**WHAT YOU NEED TO DO:** Check each line of the records below and collect those holding "техника".

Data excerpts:
□ □ □ □ □ □ □

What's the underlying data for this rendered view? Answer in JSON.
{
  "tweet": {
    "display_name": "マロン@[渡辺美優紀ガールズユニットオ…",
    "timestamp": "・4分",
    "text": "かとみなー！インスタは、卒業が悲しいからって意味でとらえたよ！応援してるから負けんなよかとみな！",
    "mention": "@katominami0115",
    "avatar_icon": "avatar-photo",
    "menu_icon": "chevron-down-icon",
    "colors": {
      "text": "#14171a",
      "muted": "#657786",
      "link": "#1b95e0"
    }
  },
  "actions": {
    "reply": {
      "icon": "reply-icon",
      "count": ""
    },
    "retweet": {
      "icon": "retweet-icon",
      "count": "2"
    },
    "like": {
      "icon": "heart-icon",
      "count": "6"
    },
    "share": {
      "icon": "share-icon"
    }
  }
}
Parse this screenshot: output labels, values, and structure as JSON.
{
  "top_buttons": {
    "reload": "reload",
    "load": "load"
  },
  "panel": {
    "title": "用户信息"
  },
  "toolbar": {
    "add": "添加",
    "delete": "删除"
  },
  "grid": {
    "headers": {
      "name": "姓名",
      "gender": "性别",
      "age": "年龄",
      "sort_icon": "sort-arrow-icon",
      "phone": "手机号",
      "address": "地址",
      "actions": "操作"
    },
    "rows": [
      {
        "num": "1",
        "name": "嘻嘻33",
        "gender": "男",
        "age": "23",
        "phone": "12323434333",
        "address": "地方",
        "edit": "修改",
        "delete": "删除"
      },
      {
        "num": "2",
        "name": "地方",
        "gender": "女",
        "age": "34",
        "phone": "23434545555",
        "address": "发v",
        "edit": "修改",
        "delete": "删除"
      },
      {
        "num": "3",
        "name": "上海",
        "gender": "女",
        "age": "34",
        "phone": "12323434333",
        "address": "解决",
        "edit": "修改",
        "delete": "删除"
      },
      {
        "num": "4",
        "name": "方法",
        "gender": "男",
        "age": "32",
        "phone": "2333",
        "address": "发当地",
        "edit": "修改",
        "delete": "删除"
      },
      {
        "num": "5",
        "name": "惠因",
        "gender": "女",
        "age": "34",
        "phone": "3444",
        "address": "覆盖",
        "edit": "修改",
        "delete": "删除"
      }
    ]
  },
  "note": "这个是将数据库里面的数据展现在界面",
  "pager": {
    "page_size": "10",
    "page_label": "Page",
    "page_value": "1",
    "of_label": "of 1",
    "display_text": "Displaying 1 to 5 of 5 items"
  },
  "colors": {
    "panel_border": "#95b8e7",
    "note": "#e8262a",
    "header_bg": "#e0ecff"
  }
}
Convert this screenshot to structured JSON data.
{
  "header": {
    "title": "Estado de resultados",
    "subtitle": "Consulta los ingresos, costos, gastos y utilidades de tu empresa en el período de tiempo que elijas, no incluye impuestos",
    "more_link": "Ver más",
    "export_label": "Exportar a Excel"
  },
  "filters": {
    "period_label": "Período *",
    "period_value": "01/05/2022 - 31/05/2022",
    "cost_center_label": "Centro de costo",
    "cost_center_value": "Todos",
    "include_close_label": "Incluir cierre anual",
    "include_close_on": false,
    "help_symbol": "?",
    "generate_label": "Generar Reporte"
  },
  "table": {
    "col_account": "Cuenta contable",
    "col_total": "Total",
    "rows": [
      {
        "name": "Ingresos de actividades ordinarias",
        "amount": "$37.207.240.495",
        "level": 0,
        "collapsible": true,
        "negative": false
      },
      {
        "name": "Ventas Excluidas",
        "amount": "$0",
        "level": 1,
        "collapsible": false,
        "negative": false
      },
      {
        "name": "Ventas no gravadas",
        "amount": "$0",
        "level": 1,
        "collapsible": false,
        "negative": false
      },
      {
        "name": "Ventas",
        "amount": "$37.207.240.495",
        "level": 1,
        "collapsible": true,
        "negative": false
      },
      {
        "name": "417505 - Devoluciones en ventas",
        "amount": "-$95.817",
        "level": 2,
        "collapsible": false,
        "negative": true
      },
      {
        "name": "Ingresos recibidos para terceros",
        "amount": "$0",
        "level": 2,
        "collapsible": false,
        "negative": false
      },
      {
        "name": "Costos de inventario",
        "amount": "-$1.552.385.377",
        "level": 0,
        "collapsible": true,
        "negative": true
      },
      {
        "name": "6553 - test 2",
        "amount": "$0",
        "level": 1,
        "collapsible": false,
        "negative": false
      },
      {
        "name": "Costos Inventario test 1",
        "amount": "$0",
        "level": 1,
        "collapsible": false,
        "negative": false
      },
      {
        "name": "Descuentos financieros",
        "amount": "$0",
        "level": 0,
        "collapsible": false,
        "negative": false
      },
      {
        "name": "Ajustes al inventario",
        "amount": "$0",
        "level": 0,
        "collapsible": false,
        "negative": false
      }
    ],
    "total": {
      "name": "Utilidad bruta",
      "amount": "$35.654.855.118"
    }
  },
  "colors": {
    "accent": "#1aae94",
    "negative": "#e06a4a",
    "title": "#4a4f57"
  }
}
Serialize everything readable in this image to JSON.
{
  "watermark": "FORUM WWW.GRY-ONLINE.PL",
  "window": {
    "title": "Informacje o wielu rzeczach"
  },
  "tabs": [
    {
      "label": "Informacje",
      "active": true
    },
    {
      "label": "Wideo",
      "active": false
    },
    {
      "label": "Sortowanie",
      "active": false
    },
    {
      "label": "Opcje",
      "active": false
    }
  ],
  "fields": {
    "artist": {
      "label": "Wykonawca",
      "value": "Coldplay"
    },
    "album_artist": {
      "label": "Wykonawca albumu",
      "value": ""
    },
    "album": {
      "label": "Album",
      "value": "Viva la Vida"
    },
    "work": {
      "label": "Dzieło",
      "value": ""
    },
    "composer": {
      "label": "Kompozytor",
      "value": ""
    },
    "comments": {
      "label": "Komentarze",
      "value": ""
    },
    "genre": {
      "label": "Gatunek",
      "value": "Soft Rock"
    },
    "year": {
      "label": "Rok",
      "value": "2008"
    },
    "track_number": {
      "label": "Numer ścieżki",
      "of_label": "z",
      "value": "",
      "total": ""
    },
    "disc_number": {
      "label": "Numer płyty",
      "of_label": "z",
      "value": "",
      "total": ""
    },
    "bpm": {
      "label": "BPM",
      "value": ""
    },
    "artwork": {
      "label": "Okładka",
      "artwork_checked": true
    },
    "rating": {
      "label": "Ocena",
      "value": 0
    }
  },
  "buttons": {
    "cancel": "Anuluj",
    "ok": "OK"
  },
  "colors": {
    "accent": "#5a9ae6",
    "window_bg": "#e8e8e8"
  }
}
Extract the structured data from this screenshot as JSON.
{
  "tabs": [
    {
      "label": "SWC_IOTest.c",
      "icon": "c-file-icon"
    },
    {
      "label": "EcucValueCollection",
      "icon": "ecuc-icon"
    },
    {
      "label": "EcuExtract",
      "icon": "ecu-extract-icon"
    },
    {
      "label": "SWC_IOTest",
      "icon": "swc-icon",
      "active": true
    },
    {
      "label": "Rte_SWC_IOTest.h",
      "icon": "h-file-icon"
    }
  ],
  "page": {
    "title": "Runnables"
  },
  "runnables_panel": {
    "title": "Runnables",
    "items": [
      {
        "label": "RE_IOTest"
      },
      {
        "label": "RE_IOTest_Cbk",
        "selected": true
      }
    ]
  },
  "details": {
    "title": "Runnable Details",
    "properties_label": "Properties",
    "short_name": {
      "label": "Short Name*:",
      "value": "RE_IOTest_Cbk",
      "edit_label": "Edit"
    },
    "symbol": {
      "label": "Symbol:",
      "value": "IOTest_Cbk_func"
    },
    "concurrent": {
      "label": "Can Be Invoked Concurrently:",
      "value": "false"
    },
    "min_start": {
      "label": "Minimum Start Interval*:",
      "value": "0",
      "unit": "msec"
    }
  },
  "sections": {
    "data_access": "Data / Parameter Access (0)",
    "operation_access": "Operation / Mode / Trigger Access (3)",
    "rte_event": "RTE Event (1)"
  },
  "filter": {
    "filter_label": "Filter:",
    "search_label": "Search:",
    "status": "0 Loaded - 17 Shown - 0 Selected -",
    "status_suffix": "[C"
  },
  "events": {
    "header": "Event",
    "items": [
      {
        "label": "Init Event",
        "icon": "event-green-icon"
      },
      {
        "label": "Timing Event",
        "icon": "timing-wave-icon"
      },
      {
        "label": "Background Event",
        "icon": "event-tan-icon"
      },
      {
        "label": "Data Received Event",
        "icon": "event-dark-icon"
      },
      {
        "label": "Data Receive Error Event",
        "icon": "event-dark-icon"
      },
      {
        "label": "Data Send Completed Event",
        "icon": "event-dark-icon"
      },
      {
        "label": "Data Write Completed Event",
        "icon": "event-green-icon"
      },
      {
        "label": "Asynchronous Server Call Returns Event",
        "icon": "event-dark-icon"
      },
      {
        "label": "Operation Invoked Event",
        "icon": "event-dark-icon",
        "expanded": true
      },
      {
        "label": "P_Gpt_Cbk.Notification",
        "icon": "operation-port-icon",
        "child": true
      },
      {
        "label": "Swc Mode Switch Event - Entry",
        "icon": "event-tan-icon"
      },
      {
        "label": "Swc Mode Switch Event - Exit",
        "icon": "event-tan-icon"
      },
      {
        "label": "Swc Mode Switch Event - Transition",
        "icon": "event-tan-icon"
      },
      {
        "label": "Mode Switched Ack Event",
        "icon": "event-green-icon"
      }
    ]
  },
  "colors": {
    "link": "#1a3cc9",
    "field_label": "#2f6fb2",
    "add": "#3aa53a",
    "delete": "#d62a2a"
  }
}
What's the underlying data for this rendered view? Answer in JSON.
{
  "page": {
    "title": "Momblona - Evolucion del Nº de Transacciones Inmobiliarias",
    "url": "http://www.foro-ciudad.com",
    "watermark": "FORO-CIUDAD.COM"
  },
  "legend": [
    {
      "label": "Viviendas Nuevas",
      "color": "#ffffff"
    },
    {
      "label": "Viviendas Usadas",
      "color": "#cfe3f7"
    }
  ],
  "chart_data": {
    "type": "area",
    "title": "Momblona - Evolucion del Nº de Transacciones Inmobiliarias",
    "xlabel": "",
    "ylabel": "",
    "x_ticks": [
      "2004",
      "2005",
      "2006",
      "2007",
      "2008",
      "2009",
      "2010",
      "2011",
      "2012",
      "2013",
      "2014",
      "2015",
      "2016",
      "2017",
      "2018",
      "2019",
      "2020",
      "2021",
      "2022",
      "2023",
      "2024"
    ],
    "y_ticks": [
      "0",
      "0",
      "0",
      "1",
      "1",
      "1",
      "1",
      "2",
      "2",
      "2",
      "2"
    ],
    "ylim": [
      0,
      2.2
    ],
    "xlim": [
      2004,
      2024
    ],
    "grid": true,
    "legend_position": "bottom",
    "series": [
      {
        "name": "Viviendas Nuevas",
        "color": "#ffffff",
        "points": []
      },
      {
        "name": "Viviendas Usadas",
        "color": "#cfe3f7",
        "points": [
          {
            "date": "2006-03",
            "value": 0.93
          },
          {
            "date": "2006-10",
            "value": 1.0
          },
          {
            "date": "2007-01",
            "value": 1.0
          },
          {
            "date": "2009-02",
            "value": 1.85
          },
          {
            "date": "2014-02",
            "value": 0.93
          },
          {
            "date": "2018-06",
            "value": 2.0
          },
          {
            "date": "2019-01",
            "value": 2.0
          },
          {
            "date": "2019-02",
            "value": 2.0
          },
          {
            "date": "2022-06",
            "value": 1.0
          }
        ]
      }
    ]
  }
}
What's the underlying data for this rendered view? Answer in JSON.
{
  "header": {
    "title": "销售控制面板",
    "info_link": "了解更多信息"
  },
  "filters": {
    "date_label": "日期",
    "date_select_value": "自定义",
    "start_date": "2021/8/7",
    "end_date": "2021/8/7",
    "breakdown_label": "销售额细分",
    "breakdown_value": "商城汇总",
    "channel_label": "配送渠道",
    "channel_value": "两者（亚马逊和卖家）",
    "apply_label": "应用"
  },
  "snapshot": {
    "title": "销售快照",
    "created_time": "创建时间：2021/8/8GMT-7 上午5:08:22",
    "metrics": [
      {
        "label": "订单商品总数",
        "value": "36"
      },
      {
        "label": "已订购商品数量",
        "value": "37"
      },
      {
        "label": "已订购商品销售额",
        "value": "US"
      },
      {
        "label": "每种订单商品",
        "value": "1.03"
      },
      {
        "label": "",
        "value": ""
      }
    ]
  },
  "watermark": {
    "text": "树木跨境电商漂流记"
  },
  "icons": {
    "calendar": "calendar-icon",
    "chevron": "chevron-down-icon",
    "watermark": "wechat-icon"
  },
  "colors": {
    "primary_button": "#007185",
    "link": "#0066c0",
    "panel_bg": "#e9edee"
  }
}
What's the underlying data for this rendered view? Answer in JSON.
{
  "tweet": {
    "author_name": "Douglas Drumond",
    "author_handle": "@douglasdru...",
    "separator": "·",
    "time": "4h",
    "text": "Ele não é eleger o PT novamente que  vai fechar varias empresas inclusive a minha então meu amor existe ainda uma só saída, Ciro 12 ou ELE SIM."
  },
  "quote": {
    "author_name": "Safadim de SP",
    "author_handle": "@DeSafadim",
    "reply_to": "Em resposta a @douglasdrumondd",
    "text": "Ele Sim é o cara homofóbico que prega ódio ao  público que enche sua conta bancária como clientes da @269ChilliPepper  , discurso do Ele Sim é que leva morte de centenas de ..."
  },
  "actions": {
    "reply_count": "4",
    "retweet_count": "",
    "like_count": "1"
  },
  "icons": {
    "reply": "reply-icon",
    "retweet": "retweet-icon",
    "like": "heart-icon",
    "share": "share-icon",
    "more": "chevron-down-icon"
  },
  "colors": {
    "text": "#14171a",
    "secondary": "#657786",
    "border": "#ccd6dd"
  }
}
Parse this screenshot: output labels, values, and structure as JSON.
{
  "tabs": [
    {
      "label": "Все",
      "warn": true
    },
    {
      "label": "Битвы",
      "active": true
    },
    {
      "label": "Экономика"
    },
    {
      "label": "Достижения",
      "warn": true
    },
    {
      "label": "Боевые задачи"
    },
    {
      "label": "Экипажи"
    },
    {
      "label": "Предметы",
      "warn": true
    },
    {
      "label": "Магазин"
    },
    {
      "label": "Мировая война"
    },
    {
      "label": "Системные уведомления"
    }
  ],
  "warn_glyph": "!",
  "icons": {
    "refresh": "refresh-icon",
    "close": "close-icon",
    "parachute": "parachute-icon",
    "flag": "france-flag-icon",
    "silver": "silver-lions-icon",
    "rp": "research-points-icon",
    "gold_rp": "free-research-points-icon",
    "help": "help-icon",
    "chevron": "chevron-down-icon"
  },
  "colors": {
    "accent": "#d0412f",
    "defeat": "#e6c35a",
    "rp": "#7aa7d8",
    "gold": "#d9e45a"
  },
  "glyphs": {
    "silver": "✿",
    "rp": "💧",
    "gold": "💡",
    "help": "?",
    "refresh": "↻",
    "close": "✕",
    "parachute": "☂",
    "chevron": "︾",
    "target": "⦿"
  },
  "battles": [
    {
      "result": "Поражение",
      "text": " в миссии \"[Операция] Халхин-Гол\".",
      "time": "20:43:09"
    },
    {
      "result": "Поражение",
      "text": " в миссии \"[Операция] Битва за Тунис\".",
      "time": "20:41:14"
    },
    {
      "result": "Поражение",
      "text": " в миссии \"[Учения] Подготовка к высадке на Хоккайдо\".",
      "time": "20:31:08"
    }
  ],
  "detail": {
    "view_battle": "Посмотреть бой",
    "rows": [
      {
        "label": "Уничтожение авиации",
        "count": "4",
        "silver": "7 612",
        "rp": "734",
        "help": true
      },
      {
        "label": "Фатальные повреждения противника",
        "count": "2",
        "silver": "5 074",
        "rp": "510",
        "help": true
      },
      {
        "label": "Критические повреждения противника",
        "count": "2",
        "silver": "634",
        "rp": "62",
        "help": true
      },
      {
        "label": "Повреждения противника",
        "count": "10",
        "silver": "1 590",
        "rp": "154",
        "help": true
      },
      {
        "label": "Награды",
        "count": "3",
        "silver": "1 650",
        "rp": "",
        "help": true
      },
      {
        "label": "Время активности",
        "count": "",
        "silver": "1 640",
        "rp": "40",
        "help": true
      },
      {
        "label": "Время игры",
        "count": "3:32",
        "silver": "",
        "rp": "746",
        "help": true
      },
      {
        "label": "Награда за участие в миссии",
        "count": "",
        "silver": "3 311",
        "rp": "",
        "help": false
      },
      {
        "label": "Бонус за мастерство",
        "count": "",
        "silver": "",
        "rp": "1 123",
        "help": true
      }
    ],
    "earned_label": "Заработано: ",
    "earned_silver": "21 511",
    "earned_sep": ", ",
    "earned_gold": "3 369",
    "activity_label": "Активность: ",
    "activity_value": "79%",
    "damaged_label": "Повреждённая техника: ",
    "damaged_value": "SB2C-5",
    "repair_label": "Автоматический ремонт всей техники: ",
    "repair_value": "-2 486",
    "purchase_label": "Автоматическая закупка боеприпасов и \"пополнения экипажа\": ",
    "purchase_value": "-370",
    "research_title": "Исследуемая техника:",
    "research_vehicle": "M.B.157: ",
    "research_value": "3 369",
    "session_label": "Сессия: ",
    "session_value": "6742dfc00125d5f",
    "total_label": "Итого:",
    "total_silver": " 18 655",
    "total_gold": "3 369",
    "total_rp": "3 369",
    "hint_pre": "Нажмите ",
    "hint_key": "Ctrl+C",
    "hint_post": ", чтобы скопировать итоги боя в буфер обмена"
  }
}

□ □ □ □ □ □ □

**RESPONSE TO THIS TASK:**
    "damaged_label": "Повреждённая техника: ",
    "research_title": "Исследуемая техника:",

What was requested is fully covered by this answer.